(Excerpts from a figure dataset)
-- Begin --
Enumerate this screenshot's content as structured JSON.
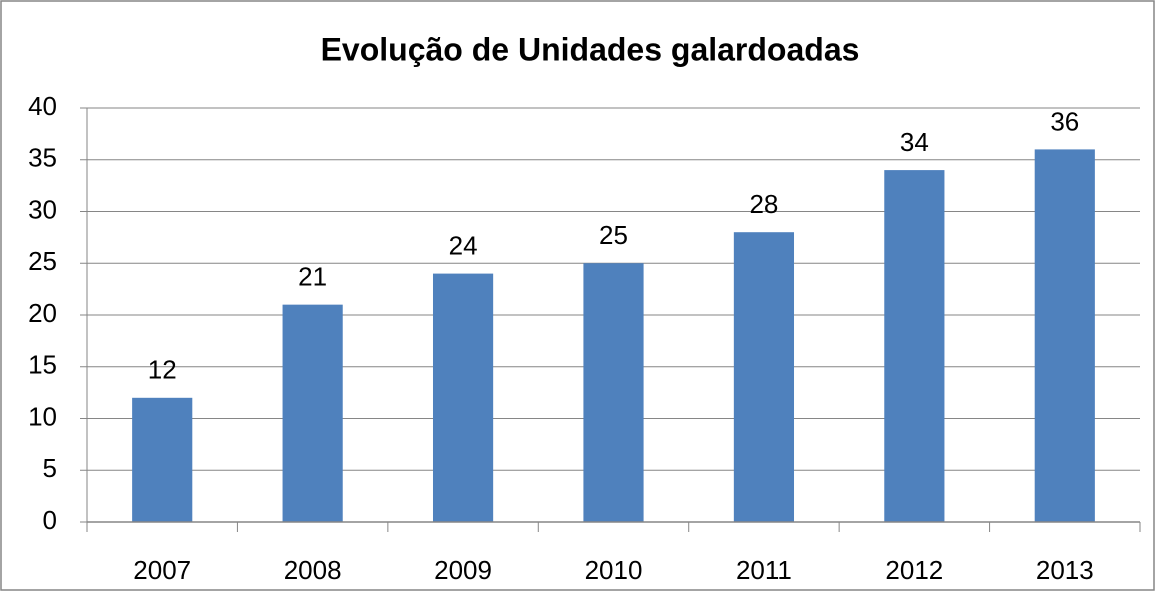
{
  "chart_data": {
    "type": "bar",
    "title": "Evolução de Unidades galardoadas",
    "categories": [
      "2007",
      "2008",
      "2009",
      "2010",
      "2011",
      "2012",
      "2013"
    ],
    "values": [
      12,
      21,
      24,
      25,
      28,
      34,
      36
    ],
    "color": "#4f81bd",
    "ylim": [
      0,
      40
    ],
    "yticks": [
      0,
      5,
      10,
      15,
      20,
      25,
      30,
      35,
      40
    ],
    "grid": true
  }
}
-- End --
Job. Omit any images, then output the listing exactly.

Answer below.
Enumerate this screenshot's content as structured JSON.
{
  "chart_data": {
    "type": "bar",
    "title": "Evolução de Unidades galardoadas",
    "categories": [
      "2007",
      "2008",
      "2009",
      "2010",
      "2011",
      "2012",
      "2013"
    ],
    "values": [
      12,
      21,
      24,
      25,
      28,
      34,
      36
    ],
    "color": "#4f81bd",
    "ylim": [
      0,
      40
    ],
    "yticks": [
      0,
      5,
      10,
      15,
      20,
      25,
      30,
      35,
      40
    ],
    "grid": true
  }
}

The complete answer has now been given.